* _What the task asks_
Copy all lines in which the word "completados" can be found.

* _The records_
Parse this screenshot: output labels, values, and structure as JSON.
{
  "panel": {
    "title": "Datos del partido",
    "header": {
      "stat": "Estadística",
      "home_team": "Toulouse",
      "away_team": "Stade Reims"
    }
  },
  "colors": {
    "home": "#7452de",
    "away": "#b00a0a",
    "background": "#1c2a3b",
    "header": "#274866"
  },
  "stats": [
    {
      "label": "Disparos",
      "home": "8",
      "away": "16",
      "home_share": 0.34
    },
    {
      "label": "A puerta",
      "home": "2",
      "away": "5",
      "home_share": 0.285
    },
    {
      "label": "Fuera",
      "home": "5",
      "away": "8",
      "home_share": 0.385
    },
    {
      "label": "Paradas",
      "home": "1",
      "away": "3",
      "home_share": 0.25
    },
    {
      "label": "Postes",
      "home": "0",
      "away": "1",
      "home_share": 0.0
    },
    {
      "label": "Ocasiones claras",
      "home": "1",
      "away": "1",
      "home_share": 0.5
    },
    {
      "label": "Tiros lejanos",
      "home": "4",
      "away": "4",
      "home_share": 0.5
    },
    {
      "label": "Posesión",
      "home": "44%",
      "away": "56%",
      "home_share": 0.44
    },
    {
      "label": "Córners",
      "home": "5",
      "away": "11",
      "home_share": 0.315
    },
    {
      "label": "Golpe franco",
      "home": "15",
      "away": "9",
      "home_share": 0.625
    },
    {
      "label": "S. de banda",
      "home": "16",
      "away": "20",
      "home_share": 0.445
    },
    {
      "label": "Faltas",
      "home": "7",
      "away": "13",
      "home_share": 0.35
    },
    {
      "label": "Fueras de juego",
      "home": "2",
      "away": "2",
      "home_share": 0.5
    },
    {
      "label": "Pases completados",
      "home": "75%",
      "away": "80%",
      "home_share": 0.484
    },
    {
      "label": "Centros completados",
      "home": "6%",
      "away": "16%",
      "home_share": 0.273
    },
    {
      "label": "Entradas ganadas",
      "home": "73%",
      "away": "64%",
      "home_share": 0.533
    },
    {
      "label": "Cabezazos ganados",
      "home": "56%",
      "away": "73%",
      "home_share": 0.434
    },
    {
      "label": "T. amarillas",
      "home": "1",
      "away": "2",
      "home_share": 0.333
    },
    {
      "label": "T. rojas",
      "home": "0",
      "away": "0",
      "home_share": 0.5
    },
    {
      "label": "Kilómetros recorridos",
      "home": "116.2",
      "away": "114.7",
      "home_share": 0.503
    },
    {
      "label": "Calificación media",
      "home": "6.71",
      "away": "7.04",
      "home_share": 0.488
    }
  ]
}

* _Output of the task_
      "label": "Pases completados",
      "label": "Centros completados",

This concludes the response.